Requirements:
Images embedded in the records are excluded; print everything else exactly as given.

- - -

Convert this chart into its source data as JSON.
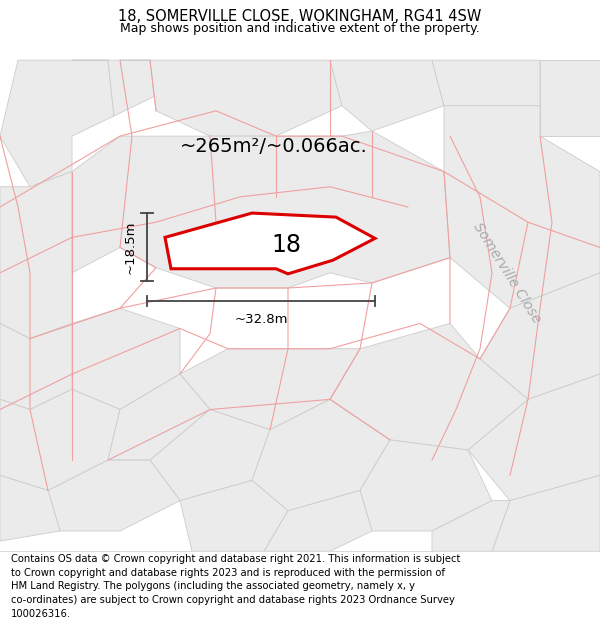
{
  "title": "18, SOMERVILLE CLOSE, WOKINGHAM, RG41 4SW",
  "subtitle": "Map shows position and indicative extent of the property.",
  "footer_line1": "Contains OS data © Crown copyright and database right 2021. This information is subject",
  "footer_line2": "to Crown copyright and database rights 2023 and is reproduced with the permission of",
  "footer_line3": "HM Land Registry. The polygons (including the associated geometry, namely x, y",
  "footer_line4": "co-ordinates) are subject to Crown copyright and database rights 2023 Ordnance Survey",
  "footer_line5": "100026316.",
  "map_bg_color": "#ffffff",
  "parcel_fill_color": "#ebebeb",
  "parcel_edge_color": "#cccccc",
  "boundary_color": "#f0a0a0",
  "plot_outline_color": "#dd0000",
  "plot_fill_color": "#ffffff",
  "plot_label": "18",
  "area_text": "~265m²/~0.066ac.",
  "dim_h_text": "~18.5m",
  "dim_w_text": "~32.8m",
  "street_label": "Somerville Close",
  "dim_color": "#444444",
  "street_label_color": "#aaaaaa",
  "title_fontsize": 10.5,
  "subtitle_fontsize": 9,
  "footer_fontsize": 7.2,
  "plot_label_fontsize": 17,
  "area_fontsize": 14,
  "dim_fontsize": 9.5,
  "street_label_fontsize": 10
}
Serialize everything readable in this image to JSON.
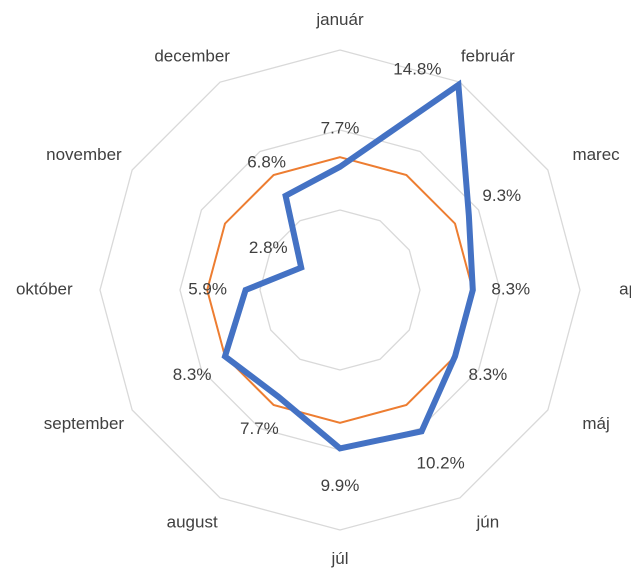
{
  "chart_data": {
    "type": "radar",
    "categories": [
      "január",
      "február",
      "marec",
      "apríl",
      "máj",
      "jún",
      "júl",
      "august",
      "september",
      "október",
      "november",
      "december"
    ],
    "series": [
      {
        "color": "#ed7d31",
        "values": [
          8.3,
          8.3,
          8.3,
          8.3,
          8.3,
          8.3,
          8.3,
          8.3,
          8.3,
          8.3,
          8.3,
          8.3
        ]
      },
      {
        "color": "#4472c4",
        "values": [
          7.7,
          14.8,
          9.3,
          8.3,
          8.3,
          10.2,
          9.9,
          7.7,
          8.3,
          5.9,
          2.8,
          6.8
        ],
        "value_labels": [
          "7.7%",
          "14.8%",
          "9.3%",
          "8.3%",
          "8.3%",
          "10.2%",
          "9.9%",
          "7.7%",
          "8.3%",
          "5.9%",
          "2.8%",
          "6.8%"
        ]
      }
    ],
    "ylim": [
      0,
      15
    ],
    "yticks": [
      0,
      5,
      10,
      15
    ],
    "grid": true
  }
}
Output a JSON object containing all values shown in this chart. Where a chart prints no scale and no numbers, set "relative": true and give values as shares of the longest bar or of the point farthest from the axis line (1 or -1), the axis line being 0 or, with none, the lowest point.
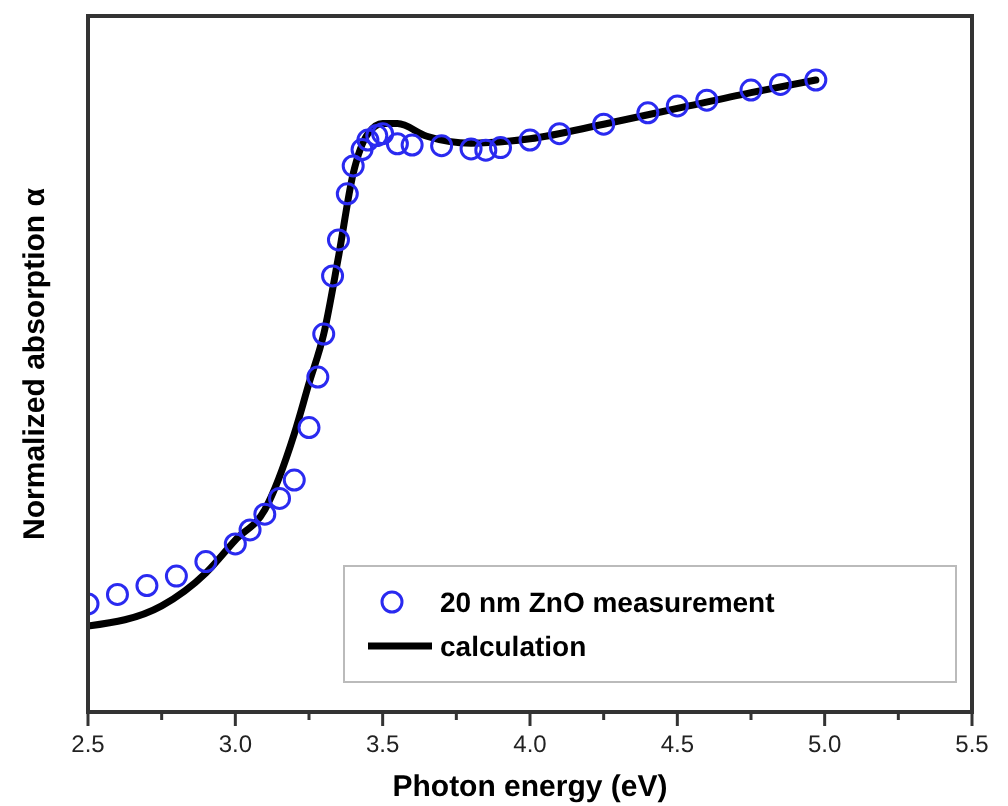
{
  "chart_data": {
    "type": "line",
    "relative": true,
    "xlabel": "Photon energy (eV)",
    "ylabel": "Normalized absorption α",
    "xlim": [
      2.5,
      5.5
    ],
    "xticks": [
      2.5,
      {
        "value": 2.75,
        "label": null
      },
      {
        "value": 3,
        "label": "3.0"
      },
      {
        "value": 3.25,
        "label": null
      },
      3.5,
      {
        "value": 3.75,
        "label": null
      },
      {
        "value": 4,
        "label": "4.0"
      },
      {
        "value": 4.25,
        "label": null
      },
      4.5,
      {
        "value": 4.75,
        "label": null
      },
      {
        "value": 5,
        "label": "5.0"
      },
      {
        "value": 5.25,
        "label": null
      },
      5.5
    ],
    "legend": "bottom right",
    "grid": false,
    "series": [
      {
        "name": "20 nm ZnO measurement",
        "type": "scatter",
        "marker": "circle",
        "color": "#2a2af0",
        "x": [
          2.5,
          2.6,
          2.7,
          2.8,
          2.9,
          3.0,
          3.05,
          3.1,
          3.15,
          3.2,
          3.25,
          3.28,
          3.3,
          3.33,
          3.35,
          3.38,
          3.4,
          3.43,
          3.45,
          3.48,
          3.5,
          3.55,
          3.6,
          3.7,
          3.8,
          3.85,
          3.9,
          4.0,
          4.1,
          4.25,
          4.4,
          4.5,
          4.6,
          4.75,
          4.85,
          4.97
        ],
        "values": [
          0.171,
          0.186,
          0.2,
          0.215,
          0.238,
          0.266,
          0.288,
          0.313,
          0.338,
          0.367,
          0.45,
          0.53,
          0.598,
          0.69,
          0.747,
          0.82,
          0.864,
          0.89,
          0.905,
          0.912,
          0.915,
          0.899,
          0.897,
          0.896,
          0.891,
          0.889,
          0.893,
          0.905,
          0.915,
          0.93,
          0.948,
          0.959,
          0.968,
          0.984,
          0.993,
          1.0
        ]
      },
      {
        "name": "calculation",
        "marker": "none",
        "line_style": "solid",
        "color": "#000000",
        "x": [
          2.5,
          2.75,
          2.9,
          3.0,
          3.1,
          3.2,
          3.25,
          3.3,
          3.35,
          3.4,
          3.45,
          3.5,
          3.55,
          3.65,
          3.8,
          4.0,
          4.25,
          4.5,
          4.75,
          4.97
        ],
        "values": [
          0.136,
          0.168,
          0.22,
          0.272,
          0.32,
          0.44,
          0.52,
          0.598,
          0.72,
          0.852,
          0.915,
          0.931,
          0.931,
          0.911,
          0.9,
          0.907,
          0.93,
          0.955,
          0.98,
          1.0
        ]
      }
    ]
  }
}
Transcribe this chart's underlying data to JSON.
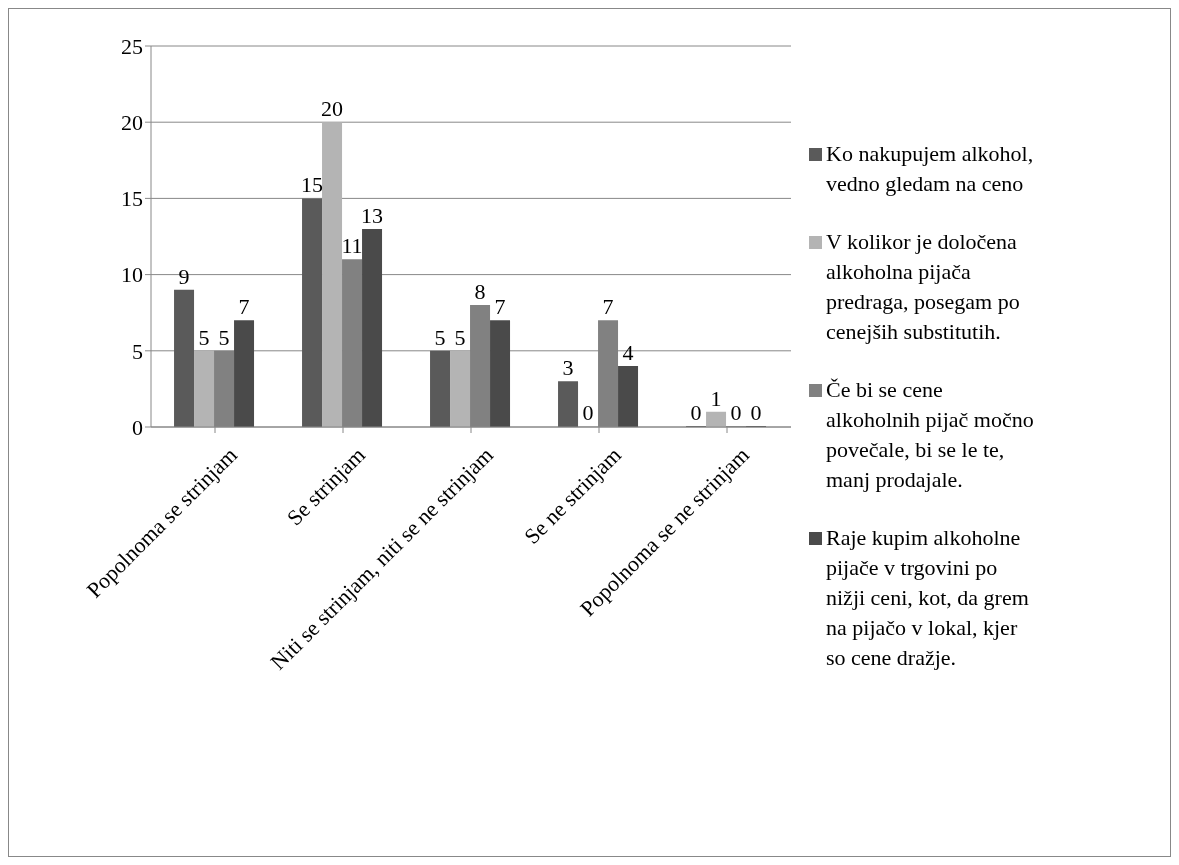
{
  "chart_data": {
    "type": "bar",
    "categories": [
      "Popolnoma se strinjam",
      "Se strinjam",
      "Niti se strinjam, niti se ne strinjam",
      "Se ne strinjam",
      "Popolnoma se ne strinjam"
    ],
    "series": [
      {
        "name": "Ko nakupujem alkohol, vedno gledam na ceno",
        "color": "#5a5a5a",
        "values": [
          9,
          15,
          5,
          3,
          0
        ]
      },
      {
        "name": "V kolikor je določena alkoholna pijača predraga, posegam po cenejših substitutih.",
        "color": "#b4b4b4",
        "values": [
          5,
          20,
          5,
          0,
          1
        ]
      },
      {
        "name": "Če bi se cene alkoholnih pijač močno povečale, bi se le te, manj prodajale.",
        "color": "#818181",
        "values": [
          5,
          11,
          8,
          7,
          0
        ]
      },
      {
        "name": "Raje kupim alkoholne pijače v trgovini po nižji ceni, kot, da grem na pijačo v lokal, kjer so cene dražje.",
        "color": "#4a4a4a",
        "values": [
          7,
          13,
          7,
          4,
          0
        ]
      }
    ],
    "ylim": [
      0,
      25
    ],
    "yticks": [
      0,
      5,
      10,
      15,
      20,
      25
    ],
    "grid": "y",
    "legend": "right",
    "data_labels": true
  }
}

- - -

Written answer:
Convert this chart into its source data as JSON.
{
  "title": "18, SOMERVILLE CLOSE, WOKINGHAM, RG41 4SW",
  "subtitle": "Map shows position and indicative extent of the property.",
  "footer_line1": "Contains OS data © Crown copyright and database right 2021. This information is subject",
  "footer_line2": "to Crown copyright and database rights 2023 and is reproduced with the permission of",
  "footer_line3": "HM Land Registry. The polygons (including the associated geometry, namely x, y",
  "footer_line4": "co-ordinates) are subject to Crown copyright and database rights 2023 Ordnance Survey",
  "footer_line5": "100026316.",
  "map_bg_color": "#ffffff",
  "parcel_fill_color": "#ebebeb",
  "parcel_edge_color": "#cccccc",
  "boundary_color": "#f0a0a0",
  "plot_outline_color": "#dd0000",
  "plot_fill_color": "#ffffff",
  "plot_label": "18",
  "area_text": "~265m²/~0.066ac.",
  "dim_h_text": "~18.5m",
  "dim_w_text": "~32.8m",
  "street_label": "Somerville Close",
  "dim_color": "#444444",
  "street_label_color": "#aaaaaa",
  "title_fontsize": 10.5,
  "subtitle_fontsize": 9,
  "footer_fontsize": 7.2,
  "plot_label_fontsize": 17,
  "area_fontsize": 14,
  "dim_fontsize": 9.5,
  "street_label_fontsize": 10
}
Serialize everything readable in this image to JSON.
{
  "chart_data": {
    "type": "radar",
    "categories": [
      "január",
      "február",
      "marec",
      "apríl",
      "máj",
      "jún",
      "júl",
      "august",
      "september",
      "október",
      "november",
      "december"
    ],
    "series": [
      {
        "color": "#ed7d31",
        "values": [
          8.3,
          8.3,
          8.3,
          8.3,
          8.3,
          8.3,
          8.3,
          8.3,
          8.3,
          8.3,
          8.3,
          8.3
        ]
      },
      {
        "color": "#4472c4",
        "values": [
          7.7,
          14.8,
          9.3,
          8.3,
          8.3,
          10.2,
          9.9,
          7.7,
          8.3,
          5.9,
          2.8,
          6.8
        ],
        "value_labels": [
          "7.7%",
          "14.8%",
          "9.3%",
          "8.3%",
          "8.3%",
          "10.2%",
          "9.9%",
          "7.7%",
          "8.3%",
          "5.9%",
          "2.8%",
          "6.8%"
        ]
      }
    ],
    "ylim": [
      0,
      15
    ],
    "yticks": [
      0,
      5,
      10,
      15
    ],
    "grid": true
  }
}
Output a JSON object containing all values shown in this chart. Where a chart prints no scale and no numbers, set "relative": true and give values as shares of the longest bar or of the point farthest from the axis line (1 or -1), the axis line being 0 or, with none, the lowest point.
{
  "chart_data": {
    "type": "line",
    "relative": true,
    "xlabel": "Photon energy (eV)",
    "ylabel": "Normalized absorption α",
    "xlim": [
      2.5,
      5.5
    ],
    "xticks": [
      2.5,
      {
        "value": 2.75,
        "label": null
      },
      {
        "value": 3,
        "label": "3.0"
      },
      {
        "value": 3.25,
        "label": null
      },
      3.5,
      {
        "value": 3.75,
        "label": null
      },
      {
        "value": 4,
        "label": "4.0"
      },
      {
        "value": 4.25,
        "label": null
      },
      4.5,
      {
        "value": 4.75,
        "label": null
      },
      {
        "value": 5,
        "label": "5.0"
      },
      {
        "value": 5.25,
        "label": null
      },
      5.5
    ],
    "legend": "bottom right",
    "grid": false,
    "series": [
      {
        "name": "20 nm ZnO measurement",
        "type": "scatter",
        "marker": "circle",
        "color": "#2a2af0",
        "x": [
          2.5,
          2.6,
          2.7,
          2.8,
          2.9,
          3.0,
          3.05,
          3.1,
          3.15,
          3.2,
          3.25,
          3.28,
          3.3,
          3.33,
          3.35,
          3.38,
          3.4,
          3.43,
          3.45,
          3.48,
          3.5,
          3.55,
          3.6,
          3.7,
          3.8,
          3.85,
          3.9,
          4.0,
          4.1,
          4.25,
          4.4,
          4.5,
          4.6,
          4.75,
          4.85,
          4.97
        ],
        "values": [
          0.171,
          0.186,
          0.2,
          0.215,
          0.238,
          0.266,
          0.288,
          0.313,
          0.338,
          0.367,
          0.45,
          0.53,
          0.598,
          0.69,
          0.747,
          0.82,
          0.864,
          0.89,
          0.905,
          0.912,
          0.915,
          0.899,
          0.897,
          0.896,
          0.891,
          0.889,
          0.893,
          0.905,
          0.915,
          0.93,
          0.948,
          0.959,
          0.968,
          0.984,
          0.993,
          1.0
        ]
      },
      {
        "name": "calculation",
        "marker": "none",
        "line_style": "solid",
        "color": "#000000",
        "x": [
          2.5,
          2.75,
          2.9,
          3.0,
          3.1,
          3.2,
          3.25,
          3.3,
          3.35,
          3.4,
          3.45,
          3.5,
          3.55,
          3.65,
          3.8,
          4.0,
          4.25,
          4.5,
          4.75,
          4.97
        ],
        "values": [
          0.136,
          0.168,
          0.22,
          0.272,
          0.32,
          0.44,
          0.52,
          0.598,
          0.72,
          0.852,
          0.915,
          0.931,
          0.931,
          0.911,
          0.9,
          0.907,
          0.93,
          0.955,
          0.98,
          1.0
        ]
      }
    ]
  }
}
Transcribe this chart's underlying data to JSON.
{
  "chart_data": {
    "type": "bar",
    "categories": [
      "Popolnoma se strinjam",
      "Se strinjam",
      "Niti se strinjam, niti se ne strinjam",
      "Se ne strinjam",
      "Popolnoma se ne strinjam"
    ],
    "series": [
      {
        "name": "Ko nakupujem alkohol, vedno gledam na ceno",
        "color": "#5a5a5a",
        "values": [
          9,
          15,
          5,
          3,
          0
        ]
      },
      {
        "name": "V kolikor je določena alkoholna pijača predraga, posegam po cenejših substitutih.",
        "color": "#b4b4b4",
        "values": [
          5,
          20,
          5,
          0,
          1
        ]
      },
      {
        "name": "Če bi se cene alkoholnih pijač močno povečale, bi se le te, manj prodajale.",
        "color": "#818181",
        "values": [
          5,
          11,
          8,
          7,
          0
        ]
      },
      {
        "name": "Raje kupim alkoholne pijače v trgovini po nižji ceni, kot, da grem na pijačo v lokal, kjer so cene dražje.",
        "color": "#4a4a4a",
        "values": [
          7,
          13,
          7,
          4,
          0
        ]
      }
    ],
    "ylim": [
      0,
      25
    ],
    "yticks": [
      0,
      5,
      10,
      15,
      20,
      25
    ],
    "grid": "y",
    "legend": "right",
    "data_labels": true
  }
}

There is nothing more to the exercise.